◆ **PROBLEM REQUIREMENTS**
Copy the data that follows, character for character, minus the pictures.

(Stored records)

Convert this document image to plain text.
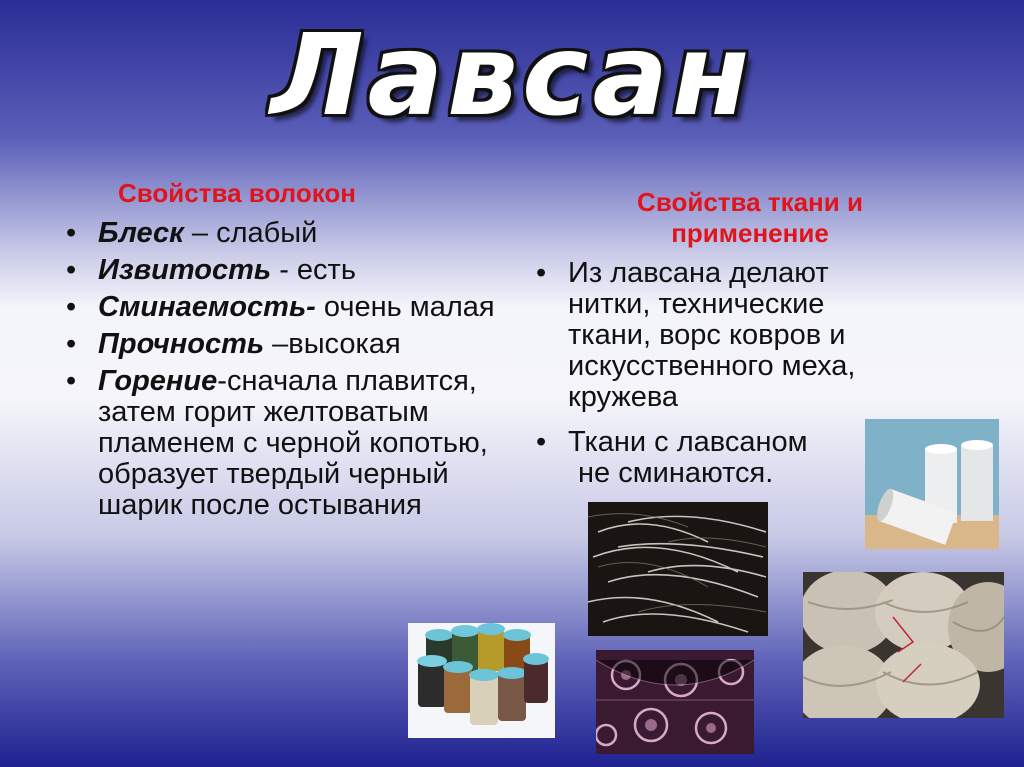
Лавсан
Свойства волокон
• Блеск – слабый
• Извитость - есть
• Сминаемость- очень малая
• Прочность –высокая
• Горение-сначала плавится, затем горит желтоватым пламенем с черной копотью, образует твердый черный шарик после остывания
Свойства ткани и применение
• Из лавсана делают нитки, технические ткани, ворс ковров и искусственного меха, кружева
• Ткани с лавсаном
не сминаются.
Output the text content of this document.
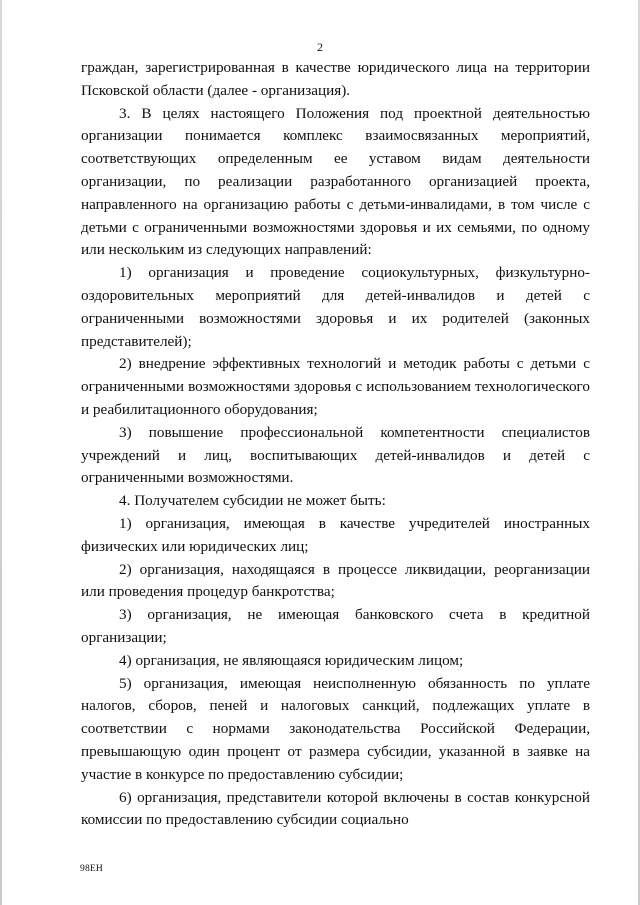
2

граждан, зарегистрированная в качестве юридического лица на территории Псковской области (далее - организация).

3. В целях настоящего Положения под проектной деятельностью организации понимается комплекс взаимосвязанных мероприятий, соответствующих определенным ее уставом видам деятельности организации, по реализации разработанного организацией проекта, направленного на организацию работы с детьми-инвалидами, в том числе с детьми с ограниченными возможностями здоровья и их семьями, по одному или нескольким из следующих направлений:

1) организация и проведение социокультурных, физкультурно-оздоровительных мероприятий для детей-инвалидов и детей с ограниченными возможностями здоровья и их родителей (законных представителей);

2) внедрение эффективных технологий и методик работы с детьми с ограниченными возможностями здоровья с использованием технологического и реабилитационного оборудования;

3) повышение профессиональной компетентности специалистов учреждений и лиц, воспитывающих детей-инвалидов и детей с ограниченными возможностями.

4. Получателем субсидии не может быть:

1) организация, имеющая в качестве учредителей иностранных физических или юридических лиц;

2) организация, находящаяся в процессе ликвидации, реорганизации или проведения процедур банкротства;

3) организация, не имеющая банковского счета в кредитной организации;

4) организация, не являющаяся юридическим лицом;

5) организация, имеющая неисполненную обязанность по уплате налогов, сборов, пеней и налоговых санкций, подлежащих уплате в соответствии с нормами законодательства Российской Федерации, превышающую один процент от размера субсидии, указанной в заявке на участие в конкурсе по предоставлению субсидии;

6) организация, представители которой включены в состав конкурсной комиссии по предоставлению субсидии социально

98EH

◆ **FINISHED ANSWER**
Convert this document image to plain text.
Лавсан
Свойства волокон
• Блеск – слабый
• Извитость - есть
• Сминаемость- очень малая
• Прочность –высокая
• Горение-сначала плавится, затем горит желтоватым пламенем с черной копотью, образует твердый черный шарик после остывания
Свойства ткани и применение
• Из лавсана делают нитки, технические ткани, ворс ковров и искусственного меха, кружева
• Ткани с лавсаном
не сминаются.
Output the text content of this document.
2

граждан, зарегистрированная в качестве юридического лица на территории Псковской области (далее - организация).

3. В целях настоящего Положения под проектной деятельностью организации понимается комплекс взаимосвязанных мероприятий, соответствующих определенным ее уставом видам деятельности организации, по реализации разработанного организацией проекта, направленного на организацию работы с детьми-инвалидами, в том числе с детьми с ограниченными возможностями здоровья и их семьями, по одному или нескольким из следующих направлений:

1) организация и проведение социокультурных, физкультурно-оздоровительных мероприятий для детей-инвалидов и детей с ограниченными возможностями здоровья и их родителей (законных представителей);

2) внедрение эффективных технологий и методик работы с детьми с ограниченными возможностями здоровья с использованием технологического и реабилитационного оборудования;

3) повышение профессиональной компетентности специалистов учреждений и лиц, воспитывающих детей-инвалидов и детей с ограниченными возможностями.

4. Получателем субсидии не может быть:

1) организация, имеющая в качестве учредителей иностранных физических или юридических лиц;

2) организация, находящаяся в процессе ликвидации, реорганизации или проведения процедур банкротства;

3) организация, не имеющая банковского счета в кредитной организации;

4) организация, не являющаяся юридическим лицом;

5) организация, имеющая неисполненную обязанность по уплате налогов, сборов, пеней и налоговых санкций, подлежащих уплате в соответствии с нормами законодательства Российской Федерации, превышающую один процент от размера субсидии, указанной в заявке на участие в конкурсе по предоставлению субсидии;

6) организация, представители которой включены в состав конкурсной комиссии по предоставлению субсидии социально

98EH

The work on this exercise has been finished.